Below are some entries. Copy each line that holds the string "name".

*** Records for processing ***

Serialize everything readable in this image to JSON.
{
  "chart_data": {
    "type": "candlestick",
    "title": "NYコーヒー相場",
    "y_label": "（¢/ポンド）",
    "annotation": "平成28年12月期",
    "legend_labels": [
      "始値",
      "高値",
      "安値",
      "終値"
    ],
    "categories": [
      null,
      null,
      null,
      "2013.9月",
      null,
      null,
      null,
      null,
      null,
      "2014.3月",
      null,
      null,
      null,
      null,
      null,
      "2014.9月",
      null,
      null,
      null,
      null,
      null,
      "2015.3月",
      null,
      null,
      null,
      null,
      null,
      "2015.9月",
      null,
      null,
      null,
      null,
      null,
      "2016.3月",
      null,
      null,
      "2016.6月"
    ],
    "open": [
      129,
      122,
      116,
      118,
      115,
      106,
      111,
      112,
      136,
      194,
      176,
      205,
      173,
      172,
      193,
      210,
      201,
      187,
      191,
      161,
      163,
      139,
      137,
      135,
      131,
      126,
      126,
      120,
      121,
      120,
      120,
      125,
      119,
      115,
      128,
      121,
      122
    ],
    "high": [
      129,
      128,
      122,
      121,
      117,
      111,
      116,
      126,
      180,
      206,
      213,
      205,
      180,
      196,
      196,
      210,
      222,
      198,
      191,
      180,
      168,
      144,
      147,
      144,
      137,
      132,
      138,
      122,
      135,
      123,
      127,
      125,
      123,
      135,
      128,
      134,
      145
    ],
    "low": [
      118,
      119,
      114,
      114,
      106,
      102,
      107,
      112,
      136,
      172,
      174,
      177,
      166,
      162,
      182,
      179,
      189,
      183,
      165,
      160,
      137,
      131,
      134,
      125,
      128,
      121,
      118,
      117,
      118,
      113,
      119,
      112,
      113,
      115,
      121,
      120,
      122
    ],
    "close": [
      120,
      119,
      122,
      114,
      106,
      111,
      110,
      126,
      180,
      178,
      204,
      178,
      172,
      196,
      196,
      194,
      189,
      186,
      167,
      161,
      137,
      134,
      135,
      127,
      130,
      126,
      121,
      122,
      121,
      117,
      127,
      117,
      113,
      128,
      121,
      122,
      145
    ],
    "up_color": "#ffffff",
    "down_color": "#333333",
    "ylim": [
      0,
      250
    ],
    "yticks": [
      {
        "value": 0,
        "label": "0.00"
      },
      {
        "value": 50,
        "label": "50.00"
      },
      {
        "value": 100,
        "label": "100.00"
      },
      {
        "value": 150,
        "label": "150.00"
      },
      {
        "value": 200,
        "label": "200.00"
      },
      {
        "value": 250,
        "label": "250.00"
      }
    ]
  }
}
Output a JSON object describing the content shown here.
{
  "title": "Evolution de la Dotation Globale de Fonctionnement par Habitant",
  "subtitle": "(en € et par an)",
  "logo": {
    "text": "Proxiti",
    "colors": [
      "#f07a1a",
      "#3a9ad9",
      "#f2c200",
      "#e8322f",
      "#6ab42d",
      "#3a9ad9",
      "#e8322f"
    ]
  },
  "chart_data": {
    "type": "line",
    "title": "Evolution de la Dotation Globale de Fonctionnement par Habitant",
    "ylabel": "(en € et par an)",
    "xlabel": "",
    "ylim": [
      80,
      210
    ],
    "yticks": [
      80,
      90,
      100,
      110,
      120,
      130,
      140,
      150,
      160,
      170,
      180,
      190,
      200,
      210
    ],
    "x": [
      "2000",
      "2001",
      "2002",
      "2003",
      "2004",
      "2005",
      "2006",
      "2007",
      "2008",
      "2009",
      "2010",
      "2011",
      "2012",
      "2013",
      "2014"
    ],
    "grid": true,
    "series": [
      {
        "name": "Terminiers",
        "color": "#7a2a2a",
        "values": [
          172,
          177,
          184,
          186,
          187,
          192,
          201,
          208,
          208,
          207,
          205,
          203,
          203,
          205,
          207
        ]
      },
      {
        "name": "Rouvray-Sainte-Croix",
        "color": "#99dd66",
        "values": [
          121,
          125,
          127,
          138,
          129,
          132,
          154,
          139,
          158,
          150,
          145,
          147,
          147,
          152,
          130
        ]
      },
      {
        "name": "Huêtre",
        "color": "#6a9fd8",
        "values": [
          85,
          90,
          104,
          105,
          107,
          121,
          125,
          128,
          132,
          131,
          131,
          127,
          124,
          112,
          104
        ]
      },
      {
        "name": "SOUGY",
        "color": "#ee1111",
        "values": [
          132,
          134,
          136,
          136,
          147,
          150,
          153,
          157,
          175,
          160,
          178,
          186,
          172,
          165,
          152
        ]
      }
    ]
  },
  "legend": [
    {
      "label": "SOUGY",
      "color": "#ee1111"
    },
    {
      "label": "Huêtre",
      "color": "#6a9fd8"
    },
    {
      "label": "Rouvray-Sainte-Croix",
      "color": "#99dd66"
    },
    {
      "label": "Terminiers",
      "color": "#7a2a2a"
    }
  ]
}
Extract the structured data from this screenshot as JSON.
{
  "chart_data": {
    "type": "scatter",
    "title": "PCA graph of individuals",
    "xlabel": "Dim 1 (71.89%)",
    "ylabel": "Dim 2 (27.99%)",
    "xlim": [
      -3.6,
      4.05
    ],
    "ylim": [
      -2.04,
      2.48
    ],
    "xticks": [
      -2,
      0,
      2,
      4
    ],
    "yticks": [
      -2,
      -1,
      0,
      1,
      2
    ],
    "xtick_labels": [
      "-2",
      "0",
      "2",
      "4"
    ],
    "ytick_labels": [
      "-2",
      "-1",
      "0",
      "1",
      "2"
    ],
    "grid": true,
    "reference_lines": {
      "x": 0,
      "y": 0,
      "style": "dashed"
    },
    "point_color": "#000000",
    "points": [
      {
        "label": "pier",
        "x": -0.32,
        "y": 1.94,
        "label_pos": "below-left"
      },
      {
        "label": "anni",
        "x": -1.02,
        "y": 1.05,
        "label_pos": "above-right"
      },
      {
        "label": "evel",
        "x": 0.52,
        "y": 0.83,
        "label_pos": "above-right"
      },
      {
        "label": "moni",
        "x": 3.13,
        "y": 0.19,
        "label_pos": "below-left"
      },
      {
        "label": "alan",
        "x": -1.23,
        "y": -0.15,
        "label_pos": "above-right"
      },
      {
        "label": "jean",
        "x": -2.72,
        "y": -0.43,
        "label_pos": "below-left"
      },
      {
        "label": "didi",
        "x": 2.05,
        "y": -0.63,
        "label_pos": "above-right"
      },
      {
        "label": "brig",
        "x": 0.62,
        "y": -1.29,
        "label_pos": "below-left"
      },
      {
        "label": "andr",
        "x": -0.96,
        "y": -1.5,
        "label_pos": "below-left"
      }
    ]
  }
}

***

= Solution to this task =
        "name": "Terminiers",
        "name": "Rouvray-Sainte-Croix",
        "name": "Huêtre",
        "name": "SOUGY",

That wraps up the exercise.